=== MATERIAL FOR THIS TASK ===

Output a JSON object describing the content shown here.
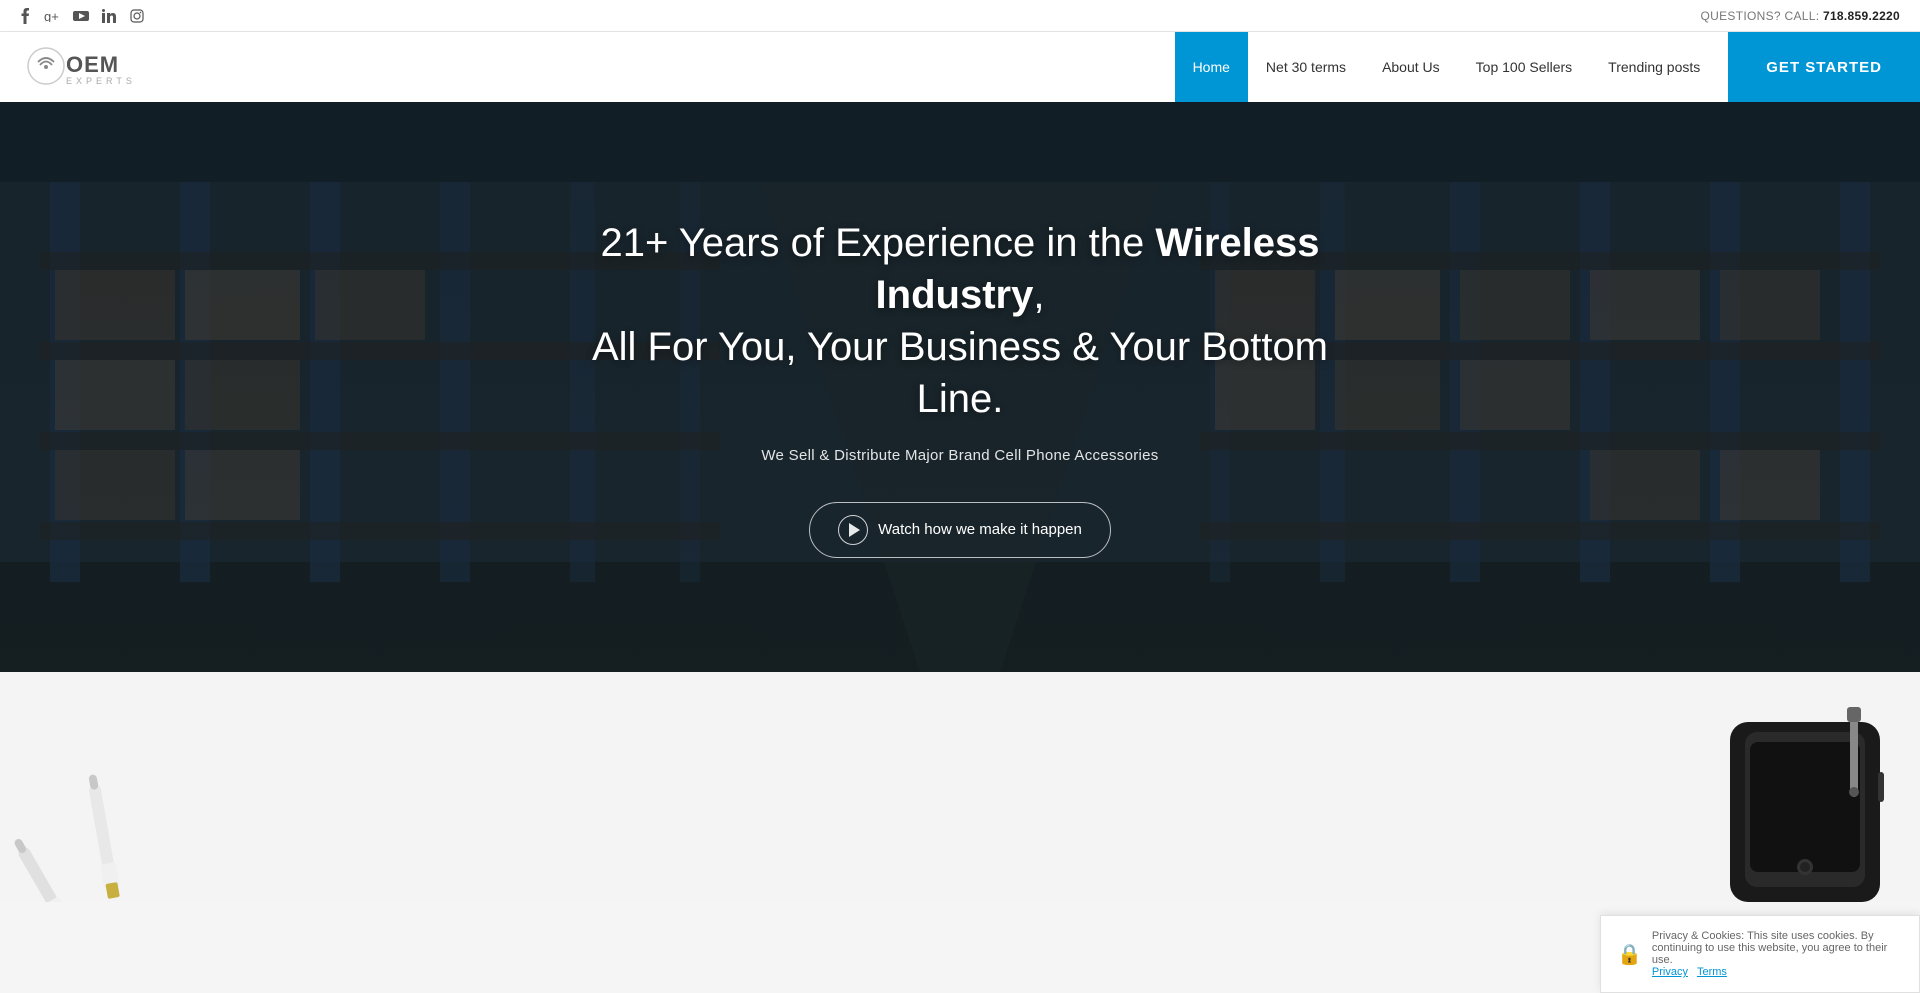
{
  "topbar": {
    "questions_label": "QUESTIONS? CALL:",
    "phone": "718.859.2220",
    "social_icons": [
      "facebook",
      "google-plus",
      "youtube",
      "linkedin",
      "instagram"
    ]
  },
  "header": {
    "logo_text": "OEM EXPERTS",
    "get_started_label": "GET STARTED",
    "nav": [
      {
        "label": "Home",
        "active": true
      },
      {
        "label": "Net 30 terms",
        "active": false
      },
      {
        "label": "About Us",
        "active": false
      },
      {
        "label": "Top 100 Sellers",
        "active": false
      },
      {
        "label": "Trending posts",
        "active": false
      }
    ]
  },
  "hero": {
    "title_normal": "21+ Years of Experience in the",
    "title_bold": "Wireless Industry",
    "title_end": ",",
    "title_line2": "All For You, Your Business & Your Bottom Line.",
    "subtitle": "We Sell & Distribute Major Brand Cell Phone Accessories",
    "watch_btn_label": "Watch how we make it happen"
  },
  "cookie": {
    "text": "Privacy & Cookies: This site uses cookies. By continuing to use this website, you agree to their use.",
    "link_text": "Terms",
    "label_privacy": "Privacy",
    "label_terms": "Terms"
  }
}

===

TASK GOAL: What you return should match the records above word for word, minus the pictures.

COMPLETE RESPONSE:
Output a JSON object describing the content shown here.
{
  "topbar": {
    "questions_label": "QUESTIONS? CALL:",
    "phone": "718.859.2220",
    "social_icons": [
      "facebook",
      "google-plus",
      "youtube",
      "linkedin",
      "instagram"
    ]
  },
  "header": {
    "logo_text": "OEM EXPERTS",
    "get_started_label": "GET STARTED",
    "nav": [
      {
        "label": "Home",
        "active": true
      },
      {
        "label": "Net 30 terms",
        "active": false
      },
      {
        "label": "About Us",
        "active": false
      },
      {
        "label": "Top 100 Sellers",
        "active": false
      },
      {
        "label": "Trending posts",
        "active": false
      }
    ]
  },
  "hero": {
    "title_normal": "21+ Years of Experience in the",
    "title_bold": "Wireless Industry",
    "title_end": ",",
    "title_line2": "All For You, Your Business & Your Bottom Line.",
    "subtitle": "We Sell & Distribute Major Brand Cell Phone Accessories",
    "watch_btn_label": "Watch how we make it happen"
  },
  "cookie": {
    "text": "Privacy & Cookies: This site uses cookies. By continuing to use this website, you agree to their use.",
    "link_text": "Terms",
    "label_privacy": "Privacy",
    "label_terms": "Terms"
  }
}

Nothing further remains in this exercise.